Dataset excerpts
■ ■ ■ ■ ■
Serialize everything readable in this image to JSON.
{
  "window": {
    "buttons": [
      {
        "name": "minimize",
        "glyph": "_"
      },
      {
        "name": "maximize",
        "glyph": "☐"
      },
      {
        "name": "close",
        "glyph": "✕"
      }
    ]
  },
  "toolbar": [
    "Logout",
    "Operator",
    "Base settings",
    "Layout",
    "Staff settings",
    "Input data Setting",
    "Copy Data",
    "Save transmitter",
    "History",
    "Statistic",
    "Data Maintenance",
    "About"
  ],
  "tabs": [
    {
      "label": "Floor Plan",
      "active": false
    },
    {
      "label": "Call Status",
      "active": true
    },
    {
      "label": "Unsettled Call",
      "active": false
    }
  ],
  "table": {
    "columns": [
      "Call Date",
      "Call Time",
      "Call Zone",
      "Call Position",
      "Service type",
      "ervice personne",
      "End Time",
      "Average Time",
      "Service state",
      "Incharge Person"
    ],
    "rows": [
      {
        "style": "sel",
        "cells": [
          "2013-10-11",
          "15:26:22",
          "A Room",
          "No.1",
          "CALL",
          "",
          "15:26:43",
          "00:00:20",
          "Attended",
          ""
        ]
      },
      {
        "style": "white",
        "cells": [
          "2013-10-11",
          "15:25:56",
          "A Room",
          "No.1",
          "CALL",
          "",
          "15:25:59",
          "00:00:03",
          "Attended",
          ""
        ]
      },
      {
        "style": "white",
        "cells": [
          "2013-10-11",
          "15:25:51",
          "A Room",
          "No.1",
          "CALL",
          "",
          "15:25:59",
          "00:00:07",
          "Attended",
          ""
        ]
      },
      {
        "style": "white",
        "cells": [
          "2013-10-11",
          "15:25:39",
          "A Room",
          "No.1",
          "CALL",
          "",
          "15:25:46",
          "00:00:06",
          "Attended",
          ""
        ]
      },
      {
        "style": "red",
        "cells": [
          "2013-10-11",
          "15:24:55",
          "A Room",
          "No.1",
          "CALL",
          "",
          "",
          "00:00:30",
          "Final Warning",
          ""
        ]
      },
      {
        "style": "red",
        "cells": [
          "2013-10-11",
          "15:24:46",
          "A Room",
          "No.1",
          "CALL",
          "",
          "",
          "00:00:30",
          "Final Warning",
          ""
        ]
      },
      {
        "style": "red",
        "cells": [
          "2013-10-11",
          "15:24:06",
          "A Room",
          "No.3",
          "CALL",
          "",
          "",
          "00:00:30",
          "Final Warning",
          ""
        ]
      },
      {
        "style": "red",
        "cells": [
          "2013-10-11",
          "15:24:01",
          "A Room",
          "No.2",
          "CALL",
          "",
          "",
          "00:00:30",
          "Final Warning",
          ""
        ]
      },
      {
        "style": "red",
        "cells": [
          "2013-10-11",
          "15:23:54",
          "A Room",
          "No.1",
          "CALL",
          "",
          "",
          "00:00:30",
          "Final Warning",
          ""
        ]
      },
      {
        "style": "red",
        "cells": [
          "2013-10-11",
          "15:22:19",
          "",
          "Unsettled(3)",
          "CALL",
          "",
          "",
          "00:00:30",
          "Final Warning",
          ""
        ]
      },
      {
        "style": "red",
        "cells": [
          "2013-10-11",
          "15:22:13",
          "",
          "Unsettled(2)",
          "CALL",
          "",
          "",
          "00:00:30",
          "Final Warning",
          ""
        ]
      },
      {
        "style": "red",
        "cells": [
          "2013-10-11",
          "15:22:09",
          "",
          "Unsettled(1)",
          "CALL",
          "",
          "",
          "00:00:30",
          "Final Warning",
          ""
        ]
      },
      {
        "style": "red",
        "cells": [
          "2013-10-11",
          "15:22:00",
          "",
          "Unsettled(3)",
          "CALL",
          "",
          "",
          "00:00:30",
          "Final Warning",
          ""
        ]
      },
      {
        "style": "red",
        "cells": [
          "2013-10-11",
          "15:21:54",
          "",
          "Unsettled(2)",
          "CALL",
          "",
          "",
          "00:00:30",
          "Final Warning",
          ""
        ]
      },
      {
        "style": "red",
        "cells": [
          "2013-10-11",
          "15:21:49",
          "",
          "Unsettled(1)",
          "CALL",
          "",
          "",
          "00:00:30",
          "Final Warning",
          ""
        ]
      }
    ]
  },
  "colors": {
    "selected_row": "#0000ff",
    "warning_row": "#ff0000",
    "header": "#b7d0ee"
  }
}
■ ■ ■ ■ ■
* WHAT TO WORK ON *
Write the complete data out, exactly as above.

* TASK RESPONSE *
Serialize everything readable in this image to JSON.
{
  "window": {
    "buttons": [
      {
        "name": "minimize",
        "glyph": "_"
      },
      {
        "name": "maximize",
        "glyph": "☐"
      },
      {
        "name": "close",
        "glyph": "✕"
      }
    ]
  },
  "toolbar": [
    "Logout",
    "Operator",
    "Base settings",
    "Layout",
    "Staff settings",
    "Input data Setting",
    "Copy Data",
    "Save transmitter",
    "History",
    "Statistic",
    "Data Maintenance",
    "About"
  ],
  "tabs": [
    {
      "label": "Floor Plan",
      "active": false
    },
    {
      "label": "Call Status",
      "active": true
    },
    {
      "label": "Unsettled Call",
      "active": false
    }
  ],
  "table": {
    "columns": [
      "Call Date",
      "Call Time",
      "Call Zone",
      "Call Position",
      "Service type",
      "ervice personne",
      "End Time",
      "Average Time",
      "Service state",
      "Incharge Person"
    ],
    "rows": [
      {
        "style": "sel",
        "cells": [
          "2013-10-11",
          "15:26:22",
          "A Room",
          "No.1",
          "CALL",
          "",
          "15:26:43",
          "00:00:20",
          "Attended",
          ""
        ]
      },
      {
        "style": "white",
        "cells": [
          "2013-10-11",
          "15:25:56",
          "A Room",
          "No.1",
          "CALL",
          "",
          "15:25:59",
          "00:00:03",
          "Attended",
          ""
        ]
      },
      {
        "style": "white",
        "cells": [
          "2013-10-11",
          "15:25:51",
          "A Room",
          "No.1",
          "CALL",
          "",
          "15:25:59",
          "00:00:07",
          "Attended",
          ""
        ]
      },
      {
        "style": "white",
        "cells": [
          "2013-10-11",
          "15:25:39",
          "A Room",
          "No.1",
          "CALL",
          "",
          "15:25:46",
          "00:00:06",
          "Attended",
          ""
        ]
      },
      {
        "style": "red",
        "cells": [
          "2013-10-11",
          "15:24:55",
          "A Room",
          "No.1",
          "CALL",
          "",
          "",
          "00:00:30",
          "Final Warning",
          ""
        ]
      },
      {
        "style": "red",
        "cells": [
          "2013-10-11",
          "15:24:46",
          "A Room",
          "No.1",
          "CALL",
          "",
          "",
          "00:00:30",
          "Final Warning",
          ""
        ]
      },
      {
        "style": "red",
        "cells": [
          "2013-10-11",
          "15:24:06",
          "A Room",
          "No.3",
          "CALL",
          "",
          "",
          "00:00:30",
          "Final Warning",
          ""
        ]
      },
      {
        "style": "red",
        "cells": [
          "2013-10-11",
          "15:24:01",
          "A Room",
          "No.2",
          "CALL",
          "",
          "",
          "00:00:30",
          "Final Warning",
          ""
        ]
      },
      {
        "style": "red",
        "cells": [
          "2013-10-11",
          "15:23:54",
          "A Room",
          "No.1",
          "CALL",
          "",
          "",
          "00:00:30",
          "Final Warning",
          ""
        ]
      },
      {
        "style": "red",
        "cells": [
          "2013-10-11",
          "15:22:19",
          "",
          "Unsettled(3)",
          "CALL",
          "",
          "",
          "00:00:30",
          "Final Warning",
          ""
        ]
      },
      {
        "style": "red",
        "cells": [
          "2013-10-11",
          "15:22:13",
          "",
          "Unsettled(2)",
          "CALL",
          "",
          "",
          "00:00:30",
          "Final Warning",
          ""
        ]
      },
      {
        "style": "red",
        "cells": [
          "2013-10-11",
          "15:22:09",
          "",
          "Unsettled(1)",
          "CALL",
          "",
          "",
          "00:00:30",
          "Final Warning",
          ""
        ]
      },
      {
        "style": "red",
        "cells": [
          "2013-10-11",
          "15:22:00",
          "",
          "Unsettled(3)",
          "CALL",
          "",
          "",
          "00:00:30",
          "Final Warning",
          ""
        ]
      },
      {
        "style": "red",
        "cells": [
          "2013-10-11",
          "15:21:54",
          "",
          "Unsettled(2)",
          "CALL",
          "",
          "",
          "00:00:30",
          "Final Warning",
          ""
        ]
      },
      {
        "style": "red",
        "cells": [
          "2013-10-11",
          "15:21:49",
          "",
          "Unsettled(1)",
          "CALL",
          "",
          "",
          "00:00:30",
          "Final Warning",
          ""
        ]
      }
    ]
  },
  "colors": {
    "selected_row": "#0000ff",
    "warning_row": "#ff0000",
    "header": "#b7d0ee"
  }
}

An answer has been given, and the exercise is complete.